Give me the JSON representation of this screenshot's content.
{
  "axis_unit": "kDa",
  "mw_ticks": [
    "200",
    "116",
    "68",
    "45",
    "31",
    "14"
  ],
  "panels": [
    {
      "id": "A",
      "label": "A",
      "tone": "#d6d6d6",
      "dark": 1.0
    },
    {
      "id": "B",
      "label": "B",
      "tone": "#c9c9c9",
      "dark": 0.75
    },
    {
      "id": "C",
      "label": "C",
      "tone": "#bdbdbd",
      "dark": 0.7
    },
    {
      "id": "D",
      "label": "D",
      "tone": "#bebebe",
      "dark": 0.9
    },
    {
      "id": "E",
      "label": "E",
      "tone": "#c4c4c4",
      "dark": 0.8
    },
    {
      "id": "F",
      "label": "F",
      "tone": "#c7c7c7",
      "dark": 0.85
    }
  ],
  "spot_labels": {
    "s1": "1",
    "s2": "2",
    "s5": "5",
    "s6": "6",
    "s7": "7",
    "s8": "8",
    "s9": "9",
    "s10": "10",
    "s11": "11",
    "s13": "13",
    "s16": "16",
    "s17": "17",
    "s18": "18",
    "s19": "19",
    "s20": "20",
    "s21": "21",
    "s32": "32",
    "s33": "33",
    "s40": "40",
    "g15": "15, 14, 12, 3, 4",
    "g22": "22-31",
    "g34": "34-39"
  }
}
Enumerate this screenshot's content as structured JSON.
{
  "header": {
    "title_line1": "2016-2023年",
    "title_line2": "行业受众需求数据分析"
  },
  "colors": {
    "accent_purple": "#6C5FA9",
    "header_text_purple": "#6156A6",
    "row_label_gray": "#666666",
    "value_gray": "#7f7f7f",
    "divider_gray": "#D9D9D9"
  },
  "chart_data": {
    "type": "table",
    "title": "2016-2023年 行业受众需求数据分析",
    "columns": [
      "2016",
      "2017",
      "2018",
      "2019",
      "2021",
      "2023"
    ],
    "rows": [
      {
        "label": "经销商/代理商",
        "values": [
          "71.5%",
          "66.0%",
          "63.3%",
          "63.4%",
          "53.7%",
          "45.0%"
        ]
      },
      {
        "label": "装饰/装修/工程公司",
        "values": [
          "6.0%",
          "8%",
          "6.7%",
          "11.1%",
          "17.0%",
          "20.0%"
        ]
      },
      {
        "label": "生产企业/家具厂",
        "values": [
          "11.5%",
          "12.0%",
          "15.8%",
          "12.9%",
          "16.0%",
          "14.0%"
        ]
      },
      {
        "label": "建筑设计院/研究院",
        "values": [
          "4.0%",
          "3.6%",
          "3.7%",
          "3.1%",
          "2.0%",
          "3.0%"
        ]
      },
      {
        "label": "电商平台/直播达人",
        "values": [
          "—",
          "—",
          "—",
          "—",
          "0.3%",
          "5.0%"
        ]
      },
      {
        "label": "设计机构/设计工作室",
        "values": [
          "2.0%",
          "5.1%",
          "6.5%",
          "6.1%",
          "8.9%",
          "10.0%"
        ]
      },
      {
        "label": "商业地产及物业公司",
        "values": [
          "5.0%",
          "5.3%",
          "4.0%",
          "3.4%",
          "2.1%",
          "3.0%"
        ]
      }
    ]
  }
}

****************************************

## Given exercise
Show the lines of the records that include the string "JSON".

## Written reply
Give me the JSON representation of this screenshot's content.
Enumerate this screenshot's content as structured JSON.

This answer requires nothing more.